Given information:
==============================

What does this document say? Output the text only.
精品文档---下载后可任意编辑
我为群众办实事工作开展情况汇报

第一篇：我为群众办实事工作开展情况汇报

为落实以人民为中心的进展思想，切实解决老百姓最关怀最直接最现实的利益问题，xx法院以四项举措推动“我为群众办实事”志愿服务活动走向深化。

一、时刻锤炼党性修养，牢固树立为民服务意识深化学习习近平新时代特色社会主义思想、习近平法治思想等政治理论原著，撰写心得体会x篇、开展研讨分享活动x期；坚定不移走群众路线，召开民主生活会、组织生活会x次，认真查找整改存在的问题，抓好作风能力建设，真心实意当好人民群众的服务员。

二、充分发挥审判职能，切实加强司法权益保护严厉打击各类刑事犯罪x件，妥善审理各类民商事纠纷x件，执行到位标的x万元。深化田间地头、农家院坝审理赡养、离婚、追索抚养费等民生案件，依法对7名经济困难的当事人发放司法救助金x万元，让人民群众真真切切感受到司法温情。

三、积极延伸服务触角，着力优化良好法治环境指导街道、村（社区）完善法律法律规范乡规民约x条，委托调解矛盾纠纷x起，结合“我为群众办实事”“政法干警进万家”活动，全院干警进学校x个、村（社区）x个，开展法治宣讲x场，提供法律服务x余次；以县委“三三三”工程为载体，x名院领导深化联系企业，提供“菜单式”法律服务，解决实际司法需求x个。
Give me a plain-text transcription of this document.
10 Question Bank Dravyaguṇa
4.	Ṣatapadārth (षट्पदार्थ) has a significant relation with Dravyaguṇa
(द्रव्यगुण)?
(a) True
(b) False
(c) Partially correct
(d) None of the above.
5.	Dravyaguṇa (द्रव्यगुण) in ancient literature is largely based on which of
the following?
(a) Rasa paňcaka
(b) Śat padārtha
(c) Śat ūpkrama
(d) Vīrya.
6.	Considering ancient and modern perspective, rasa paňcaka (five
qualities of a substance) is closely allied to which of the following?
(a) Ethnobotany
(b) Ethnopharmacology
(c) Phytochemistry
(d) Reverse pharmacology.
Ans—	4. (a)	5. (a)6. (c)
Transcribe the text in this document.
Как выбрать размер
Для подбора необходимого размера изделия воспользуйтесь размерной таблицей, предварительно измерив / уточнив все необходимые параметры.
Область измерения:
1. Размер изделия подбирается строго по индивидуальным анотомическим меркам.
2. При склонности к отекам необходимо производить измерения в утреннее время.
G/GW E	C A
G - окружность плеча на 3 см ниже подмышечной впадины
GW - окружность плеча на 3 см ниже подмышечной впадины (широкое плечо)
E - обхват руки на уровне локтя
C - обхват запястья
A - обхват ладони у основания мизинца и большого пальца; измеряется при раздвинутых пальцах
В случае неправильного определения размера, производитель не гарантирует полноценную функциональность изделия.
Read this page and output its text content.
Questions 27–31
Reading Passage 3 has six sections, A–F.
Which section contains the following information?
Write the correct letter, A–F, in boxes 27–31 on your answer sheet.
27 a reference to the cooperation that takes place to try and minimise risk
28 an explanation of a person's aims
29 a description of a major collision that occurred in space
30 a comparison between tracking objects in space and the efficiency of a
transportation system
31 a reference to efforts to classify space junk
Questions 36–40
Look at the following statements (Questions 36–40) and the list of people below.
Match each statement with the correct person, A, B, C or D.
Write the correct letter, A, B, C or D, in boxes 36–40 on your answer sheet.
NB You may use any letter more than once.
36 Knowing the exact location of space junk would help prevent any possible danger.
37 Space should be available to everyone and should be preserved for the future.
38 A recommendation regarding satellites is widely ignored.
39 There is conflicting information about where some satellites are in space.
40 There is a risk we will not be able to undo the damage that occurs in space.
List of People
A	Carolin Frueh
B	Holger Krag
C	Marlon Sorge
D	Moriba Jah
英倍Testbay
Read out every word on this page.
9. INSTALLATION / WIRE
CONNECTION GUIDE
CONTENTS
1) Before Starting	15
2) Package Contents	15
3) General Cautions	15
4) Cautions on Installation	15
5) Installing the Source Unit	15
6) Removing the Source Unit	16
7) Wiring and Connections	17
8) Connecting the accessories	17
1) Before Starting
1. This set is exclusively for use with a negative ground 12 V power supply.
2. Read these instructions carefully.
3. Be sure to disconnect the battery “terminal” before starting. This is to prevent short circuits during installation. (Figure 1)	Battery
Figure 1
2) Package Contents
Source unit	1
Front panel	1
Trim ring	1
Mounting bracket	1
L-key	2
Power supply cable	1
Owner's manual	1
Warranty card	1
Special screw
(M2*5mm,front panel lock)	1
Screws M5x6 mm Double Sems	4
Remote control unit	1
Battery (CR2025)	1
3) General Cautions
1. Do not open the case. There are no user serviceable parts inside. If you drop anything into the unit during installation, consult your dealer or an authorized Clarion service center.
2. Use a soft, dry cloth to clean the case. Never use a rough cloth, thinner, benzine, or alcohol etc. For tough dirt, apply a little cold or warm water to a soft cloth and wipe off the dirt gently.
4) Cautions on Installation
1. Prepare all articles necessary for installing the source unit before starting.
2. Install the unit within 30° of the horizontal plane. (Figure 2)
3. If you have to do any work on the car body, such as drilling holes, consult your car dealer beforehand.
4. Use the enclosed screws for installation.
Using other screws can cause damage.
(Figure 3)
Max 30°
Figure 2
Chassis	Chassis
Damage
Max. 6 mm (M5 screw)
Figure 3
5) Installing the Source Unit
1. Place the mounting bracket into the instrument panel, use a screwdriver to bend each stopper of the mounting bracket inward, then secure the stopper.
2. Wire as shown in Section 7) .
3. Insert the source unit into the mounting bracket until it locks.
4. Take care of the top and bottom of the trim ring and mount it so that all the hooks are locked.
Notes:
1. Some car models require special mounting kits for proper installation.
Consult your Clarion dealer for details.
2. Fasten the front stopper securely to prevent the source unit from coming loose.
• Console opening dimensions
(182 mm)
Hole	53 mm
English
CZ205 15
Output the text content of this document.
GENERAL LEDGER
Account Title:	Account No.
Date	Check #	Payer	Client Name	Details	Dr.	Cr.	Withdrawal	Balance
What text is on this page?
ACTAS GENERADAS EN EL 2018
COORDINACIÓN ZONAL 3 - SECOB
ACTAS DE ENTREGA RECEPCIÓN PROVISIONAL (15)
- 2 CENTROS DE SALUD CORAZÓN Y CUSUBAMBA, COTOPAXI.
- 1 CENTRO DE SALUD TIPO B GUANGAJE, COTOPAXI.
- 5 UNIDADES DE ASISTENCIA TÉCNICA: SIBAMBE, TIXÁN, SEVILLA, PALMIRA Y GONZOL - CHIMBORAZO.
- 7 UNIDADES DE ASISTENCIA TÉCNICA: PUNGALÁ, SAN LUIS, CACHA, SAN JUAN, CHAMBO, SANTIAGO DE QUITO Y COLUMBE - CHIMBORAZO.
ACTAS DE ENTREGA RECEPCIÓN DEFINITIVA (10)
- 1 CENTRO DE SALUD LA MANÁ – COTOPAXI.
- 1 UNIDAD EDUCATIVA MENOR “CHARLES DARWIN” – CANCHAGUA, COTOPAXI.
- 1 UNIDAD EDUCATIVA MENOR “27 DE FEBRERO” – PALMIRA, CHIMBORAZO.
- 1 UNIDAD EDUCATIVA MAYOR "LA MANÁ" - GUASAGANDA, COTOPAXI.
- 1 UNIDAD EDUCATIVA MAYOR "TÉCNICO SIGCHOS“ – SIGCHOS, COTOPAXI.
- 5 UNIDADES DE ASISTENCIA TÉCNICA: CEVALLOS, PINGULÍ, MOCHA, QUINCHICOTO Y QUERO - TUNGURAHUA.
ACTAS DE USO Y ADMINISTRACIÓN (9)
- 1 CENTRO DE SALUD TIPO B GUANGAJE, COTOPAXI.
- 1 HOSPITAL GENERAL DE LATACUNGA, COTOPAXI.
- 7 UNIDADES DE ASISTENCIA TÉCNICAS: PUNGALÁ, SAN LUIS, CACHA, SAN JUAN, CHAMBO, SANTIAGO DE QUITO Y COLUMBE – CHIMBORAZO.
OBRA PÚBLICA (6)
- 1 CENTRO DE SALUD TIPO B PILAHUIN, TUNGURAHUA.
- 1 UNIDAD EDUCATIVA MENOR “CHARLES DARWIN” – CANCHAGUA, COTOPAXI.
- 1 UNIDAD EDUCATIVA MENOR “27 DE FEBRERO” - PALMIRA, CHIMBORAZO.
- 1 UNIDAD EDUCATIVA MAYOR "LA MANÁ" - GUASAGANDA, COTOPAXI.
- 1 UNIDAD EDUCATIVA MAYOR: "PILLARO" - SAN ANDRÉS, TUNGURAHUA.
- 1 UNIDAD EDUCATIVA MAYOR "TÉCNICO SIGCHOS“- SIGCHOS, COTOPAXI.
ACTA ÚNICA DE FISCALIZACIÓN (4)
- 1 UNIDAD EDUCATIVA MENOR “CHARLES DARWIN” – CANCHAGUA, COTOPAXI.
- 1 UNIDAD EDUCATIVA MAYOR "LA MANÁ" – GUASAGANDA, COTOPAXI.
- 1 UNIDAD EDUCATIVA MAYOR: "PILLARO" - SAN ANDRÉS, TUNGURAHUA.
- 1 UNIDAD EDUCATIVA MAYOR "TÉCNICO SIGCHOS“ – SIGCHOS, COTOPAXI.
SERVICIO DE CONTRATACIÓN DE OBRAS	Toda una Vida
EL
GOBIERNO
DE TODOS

==============================

Requirements:
Copy each line that contains the word "TUNGURAHUA".

Result for this exercise:
- 5 UNIDADES DE ASISTENCIA TÉCNICA: CEVALLOS, PINGULÍ, MOCHA, QUINCHICOTO Y QUERO - TUNGURAHUA.
- 1 CENTRO DE SALUD TIPO B PILAHUIN, TUNGURAHUA.
- 1 UNIDAD EDUCATIVA MAYOR: "PILLARO" - SAN ANDRÉS, TUNGURAHUA.
- 1 UNIDAD EDUCATIVA MAYOR: "PILLARO" - SAN ANDRÉS, TUNGURAHUA.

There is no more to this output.